* Task *
Pick out each line with the word "structured" from the material that follows.

Saved entries:
----
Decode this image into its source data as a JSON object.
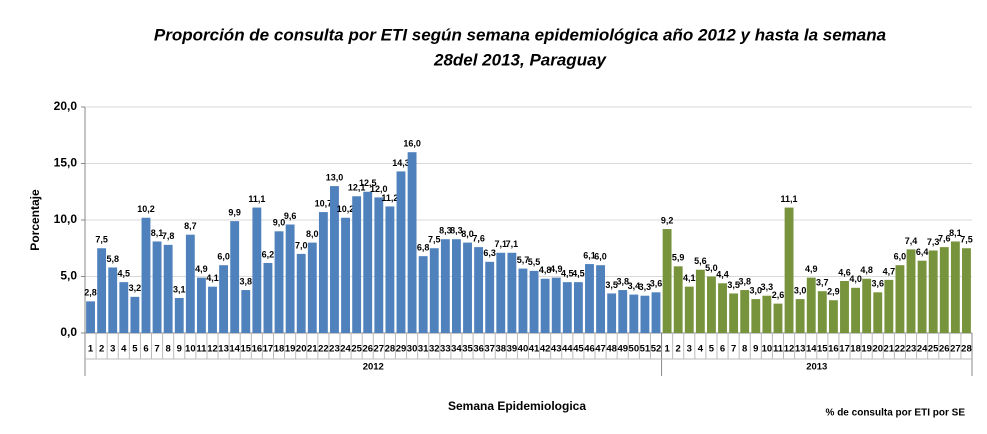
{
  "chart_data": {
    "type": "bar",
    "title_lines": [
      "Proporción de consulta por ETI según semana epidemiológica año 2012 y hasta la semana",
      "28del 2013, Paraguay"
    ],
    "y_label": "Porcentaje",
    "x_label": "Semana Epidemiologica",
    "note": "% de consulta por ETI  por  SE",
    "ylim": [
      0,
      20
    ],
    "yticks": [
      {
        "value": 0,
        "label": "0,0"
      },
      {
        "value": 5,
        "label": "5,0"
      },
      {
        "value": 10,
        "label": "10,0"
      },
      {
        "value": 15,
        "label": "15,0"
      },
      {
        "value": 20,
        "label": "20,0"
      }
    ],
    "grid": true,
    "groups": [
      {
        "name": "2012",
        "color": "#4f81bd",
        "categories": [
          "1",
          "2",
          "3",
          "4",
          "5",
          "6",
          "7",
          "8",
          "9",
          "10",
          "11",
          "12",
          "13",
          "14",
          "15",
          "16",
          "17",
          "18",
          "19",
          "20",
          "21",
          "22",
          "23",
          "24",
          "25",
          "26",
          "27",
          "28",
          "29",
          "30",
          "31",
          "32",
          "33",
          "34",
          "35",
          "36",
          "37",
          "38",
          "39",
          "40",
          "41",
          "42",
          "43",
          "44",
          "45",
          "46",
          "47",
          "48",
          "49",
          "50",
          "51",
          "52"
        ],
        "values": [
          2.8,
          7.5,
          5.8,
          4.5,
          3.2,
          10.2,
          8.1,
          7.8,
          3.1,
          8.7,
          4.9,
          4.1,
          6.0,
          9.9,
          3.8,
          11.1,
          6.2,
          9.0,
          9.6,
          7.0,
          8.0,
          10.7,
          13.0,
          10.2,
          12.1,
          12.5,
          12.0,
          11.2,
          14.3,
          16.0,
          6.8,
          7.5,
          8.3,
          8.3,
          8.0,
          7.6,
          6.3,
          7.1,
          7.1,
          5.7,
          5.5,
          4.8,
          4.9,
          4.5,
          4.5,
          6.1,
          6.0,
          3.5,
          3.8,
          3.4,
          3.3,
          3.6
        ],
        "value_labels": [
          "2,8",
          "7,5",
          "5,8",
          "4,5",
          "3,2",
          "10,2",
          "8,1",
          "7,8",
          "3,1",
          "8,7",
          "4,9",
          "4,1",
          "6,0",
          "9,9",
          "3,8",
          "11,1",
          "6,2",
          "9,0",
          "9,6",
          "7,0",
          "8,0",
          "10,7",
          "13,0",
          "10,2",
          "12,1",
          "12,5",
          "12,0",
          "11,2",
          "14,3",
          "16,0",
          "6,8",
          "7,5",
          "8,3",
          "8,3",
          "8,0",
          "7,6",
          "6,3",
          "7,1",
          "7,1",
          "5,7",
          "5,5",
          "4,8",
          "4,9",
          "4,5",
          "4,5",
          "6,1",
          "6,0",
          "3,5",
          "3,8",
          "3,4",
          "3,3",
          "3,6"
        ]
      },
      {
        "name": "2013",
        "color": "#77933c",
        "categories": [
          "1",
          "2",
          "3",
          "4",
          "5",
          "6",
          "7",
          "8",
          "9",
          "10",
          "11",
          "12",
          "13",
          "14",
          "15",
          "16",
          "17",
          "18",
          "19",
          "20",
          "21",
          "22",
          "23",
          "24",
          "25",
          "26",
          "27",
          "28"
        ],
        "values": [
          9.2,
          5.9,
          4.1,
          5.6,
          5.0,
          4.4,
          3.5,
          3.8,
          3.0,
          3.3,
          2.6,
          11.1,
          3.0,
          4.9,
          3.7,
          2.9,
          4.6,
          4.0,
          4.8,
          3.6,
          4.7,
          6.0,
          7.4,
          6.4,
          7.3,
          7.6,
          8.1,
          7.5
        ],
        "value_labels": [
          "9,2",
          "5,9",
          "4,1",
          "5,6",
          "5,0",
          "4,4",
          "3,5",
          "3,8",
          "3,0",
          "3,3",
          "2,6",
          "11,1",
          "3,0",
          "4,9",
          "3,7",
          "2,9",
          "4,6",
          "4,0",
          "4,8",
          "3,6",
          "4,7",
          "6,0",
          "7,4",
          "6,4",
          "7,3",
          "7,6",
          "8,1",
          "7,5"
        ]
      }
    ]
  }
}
----
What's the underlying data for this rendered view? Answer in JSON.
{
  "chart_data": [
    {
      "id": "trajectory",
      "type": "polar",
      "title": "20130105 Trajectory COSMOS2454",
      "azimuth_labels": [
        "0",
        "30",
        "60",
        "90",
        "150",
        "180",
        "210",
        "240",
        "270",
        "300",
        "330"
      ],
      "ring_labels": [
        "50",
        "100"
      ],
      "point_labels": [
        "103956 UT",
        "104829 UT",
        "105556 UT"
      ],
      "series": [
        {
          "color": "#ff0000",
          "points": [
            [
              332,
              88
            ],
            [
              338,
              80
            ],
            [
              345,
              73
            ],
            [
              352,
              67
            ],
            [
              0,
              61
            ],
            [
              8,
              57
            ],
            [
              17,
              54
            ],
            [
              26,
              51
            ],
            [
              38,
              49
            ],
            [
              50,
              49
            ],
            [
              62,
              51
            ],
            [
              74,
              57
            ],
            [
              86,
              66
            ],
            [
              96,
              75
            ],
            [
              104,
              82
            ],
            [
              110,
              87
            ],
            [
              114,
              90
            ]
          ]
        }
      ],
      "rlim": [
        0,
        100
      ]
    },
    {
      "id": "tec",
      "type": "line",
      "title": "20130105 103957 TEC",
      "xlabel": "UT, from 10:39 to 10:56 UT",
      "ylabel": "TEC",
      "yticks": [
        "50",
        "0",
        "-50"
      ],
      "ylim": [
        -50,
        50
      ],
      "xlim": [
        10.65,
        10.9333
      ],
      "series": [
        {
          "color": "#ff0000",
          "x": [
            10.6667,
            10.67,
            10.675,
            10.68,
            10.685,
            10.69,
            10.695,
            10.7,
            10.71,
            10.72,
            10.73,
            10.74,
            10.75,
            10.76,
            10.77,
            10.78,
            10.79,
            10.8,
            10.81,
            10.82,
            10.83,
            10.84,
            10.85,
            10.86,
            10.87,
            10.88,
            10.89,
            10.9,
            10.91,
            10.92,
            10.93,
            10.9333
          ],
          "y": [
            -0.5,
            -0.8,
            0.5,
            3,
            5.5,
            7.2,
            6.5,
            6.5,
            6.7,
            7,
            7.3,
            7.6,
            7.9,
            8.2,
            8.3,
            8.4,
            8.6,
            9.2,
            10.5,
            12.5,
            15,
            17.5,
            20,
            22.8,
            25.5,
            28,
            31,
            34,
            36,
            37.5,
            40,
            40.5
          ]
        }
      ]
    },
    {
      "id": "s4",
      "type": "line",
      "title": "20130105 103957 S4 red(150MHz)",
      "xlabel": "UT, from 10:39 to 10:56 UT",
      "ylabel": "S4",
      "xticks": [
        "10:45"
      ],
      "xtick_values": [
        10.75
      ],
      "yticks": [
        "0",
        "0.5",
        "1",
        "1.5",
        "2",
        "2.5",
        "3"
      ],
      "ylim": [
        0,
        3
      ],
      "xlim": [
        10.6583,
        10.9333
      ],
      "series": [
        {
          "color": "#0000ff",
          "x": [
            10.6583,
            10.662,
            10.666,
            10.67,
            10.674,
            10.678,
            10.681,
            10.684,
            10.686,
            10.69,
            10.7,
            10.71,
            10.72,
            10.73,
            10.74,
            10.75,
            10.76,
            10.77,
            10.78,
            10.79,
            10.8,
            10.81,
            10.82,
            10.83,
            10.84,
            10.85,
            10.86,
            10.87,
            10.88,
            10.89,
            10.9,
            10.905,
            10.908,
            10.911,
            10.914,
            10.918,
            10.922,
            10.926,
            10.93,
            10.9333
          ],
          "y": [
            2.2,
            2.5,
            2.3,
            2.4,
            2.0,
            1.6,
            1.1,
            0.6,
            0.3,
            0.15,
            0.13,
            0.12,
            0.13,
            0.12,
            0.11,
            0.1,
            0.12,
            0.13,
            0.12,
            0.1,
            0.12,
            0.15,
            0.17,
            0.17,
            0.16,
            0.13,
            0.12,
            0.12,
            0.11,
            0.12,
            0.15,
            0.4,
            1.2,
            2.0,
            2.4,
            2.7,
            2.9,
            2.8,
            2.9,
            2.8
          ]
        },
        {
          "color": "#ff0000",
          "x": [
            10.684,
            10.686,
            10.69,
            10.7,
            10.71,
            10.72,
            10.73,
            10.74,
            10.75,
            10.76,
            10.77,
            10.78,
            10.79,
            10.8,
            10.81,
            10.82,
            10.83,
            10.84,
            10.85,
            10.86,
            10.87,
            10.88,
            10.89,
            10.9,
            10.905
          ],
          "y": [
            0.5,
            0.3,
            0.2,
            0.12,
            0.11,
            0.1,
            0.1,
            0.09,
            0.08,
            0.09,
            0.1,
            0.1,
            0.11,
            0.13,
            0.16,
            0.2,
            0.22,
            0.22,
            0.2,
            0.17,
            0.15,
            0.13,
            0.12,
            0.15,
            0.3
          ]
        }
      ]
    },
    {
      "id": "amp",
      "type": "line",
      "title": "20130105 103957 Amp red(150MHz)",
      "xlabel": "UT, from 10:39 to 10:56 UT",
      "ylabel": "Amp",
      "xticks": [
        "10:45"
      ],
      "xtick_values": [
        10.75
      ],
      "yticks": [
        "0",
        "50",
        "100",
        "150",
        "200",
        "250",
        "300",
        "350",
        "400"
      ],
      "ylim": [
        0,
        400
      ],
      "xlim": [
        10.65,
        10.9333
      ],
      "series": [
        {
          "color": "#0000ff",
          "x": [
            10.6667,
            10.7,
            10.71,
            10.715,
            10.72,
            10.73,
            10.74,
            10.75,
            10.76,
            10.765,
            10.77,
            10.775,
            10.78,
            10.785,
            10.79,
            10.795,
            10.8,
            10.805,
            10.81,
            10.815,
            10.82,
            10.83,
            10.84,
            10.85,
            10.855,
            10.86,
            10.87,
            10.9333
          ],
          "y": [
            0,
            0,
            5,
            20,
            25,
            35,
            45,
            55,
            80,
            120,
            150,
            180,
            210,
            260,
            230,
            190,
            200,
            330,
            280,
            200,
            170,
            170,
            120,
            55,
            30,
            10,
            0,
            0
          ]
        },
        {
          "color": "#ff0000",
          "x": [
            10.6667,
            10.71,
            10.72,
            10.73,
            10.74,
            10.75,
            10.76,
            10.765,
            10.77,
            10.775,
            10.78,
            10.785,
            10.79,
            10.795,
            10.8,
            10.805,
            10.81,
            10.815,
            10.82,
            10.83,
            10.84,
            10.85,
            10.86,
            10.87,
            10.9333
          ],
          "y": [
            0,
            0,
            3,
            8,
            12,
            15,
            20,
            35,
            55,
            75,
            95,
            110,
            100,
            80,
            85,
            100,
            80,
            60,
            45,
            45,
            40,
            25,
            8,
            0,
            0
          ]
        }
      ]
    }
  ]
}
----
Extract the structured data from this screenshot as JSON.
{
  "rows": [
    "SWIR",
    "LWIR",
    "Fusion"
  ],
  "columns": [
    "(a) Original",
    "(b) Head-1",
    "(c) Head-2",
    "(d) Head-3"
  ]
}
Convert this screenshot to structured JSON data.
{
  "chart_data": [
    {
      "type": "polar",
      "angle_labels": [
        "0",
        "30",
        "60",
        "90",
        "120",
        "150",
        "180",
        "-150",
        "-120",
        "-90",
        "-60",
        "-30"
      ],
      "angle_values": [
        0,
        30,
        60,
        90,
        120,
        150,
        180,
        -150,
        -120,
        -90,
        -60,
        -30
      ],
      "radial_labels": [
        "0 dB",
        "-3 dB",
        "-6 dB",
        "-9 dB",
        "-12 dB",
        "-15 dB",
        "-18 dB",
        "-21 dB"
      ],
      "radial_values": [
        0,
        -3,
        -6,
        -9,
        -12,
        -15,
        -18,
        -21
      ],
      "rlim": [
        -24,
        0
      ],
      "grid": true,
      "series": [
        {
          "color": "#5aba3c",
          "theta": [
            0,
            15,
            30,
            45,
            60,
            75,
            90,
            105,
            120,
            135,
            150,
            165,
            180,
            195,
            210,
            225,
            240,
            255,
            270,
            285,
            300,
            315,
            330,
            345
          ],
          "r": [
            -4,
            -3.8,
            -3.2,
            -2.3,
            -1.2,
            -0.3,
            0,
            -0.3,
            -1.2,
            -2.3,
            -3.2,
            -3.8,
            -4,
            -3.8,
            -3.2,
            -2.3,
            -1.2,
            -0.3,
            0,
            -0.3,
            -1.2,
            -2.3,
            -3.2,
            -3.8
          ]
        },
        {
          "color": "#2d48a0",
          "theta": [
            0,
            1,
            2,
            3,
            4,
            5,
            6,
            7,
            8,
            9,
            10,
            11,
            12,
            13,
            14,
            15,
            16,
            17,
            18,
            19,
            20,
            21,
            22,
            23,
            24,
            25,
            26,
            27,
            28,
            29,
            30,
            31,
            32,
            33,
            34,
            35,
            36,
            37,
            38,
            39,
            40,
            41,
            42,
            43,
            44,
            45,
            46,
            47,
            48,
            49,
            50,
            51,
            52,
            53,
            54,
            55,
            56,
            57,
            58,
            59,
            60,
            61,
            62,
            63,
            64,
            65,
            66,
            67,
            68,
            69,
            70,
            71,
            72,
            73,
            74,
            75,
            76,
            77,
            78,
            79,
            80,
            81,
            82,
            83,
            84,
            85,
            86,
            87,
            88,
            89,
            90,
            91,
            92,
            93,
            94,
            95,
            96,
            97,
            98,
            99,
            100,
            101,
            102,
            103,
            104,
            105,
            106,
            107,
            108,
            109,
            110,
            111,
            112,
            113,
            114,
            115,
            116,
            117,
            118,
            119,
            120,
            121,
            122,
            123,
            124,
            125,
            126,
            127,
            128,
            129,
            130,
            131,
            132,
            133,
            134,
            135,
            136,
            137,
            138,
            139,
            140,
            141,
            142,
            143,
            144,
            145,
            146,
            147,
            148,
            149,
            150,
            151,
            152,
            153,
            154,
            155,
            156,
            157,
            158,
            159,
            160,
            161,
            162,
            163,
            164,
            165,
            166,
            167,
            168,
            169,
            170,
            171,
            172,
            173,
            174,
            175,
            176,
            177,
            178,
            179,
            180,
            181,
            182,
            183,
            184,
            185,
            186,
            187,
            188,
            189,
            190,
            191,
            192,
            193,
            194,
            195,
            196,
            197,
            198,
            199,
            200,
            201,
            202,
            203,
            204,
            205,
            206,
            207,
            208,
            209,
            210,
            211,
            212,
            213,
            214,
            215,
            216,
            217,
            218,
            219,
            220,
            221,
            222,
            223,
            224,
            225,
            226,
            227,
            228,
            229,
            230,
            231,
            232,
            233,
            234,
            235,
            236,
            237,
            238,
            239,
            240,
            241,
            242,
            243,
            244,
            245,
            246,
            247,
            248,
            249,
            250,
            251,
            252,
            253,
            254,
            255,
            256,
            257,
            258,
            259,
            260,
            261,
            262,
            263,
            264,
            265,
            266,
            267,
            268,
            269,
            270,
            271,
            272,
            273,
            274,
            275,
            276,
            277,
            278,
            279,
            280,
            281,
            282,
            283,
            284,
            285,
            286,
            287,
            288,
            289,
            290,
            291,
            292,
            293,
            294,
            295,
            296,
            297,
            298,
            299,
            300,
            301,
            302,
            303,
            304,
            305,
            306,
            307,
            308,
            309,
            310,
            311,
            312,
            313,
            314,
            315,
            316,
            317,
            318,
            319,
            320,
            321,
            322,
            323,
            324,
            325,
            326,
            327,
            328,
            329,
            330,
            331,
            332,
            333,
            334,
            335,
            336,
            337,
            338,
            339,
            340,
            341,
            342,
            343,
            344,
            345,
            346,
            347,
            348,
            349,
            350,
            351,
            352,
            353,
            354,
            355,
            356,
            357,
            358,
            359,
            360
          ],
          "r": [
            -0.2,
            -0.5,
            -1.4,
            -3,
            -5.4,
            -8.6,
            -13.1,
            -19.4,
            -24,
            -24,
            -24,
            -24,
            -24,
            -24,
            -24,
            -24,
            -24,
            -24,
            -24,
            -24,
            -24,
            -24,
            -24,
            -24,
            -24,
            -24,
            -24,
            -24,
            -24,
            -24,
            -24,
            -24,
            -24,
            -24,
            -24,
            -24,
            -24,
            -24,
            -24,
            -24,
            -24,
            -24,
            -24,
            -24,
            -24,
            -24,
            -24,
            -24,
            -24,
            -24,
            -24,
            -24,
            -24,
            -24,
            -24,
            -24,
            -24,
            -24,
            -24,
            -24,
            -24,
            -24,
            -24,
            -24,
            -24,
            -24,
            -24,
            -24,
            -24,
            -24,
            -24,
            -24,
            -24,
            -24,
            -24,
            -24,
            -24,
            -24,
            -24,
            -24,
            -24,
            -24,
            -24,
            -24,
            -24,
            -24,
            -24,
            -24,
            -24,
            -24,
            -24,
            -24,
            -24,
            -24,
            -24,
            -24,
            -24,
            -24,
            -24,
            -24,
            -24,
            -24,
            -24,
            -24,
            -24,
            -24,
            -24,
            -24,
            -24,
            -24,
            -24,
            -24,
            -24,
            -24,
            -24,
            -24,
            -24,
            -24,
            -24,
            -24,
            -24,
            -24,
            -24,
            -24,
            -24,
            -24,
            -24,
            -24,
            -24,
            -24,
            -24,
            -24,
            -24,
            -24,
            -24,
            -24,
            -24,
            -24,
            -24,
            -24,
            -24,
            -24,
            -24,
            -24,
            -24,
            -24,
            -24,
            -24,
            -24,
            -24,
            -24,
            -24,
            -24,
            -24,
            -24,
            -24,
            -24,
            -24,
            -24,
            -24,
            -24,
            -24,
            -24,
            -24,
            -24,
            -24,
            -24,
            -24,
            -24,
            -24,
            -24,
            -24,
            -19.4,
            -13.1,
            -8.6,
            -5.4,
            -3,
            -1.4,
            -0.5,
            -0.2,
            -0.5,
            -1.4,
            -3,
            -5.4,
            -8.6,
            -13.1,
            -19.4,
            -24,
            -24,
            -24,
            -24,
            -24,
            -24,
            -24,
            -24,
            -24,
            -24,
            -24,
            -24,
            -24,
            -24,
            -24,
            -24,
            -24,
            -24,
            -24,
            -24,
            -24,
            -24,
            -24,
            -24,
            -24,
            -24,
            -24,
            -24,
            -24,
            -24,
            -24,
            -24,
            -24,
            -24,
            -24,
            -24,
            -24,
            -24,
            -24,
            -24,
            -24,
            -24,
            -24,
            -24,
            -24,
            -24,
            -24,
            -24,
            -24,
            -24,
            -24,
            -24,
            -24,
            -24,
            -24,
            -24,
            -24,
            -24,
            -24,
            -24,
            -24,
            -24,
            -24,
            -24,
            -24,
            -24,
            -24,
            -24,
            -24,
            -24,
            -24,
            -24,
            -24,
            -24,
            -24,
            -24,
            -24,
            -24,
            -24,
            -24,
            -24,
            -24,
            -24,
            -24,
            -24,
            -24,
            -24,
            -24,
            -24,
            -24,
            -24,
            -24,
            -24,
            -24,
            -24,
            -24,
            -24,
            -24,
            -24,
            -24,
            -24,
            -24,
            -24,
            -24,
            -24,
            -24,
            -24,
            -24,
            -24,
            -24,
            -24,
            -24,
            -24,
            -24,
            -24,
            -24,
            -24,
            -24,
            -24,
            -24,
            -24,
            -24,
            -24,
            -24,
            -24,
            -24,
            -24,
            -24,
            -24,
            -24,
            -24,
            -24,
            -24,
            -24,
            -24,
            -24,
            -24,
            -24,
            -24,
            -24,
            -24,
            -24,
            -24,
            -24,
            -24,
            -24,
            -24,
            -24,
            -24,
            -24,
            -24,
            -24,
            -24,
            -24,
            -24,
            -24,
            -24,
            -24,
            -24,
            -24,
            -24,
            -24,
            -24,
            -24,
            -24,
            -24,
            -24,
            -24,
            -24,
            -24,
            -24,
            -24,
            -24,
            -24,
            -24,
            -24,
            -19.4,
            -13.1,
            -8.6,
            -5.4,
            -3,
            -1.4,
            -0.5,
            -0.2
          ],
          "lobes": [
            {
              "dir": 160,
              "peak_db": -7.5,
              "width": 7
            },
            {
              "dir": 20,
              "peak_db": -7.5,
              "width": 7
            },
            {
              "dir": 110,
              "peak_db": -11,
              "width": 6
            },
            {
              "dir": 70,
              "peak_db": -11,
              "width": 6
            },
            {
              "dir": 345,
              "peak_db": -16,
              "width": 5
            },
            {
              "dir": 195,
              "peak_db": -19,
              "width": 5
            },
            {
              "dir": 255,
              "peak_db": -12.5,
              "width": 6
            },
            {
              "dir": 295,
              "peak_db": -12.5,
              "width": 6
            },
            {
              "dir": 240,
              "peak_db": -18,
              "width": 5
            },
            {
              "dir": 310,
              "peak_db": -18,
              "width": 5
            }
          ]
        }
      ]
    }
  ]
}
----
* Answer to the exercise *
Extract the structured data from this screenshot as JSON.
Convert this screenshot to structured JSON data.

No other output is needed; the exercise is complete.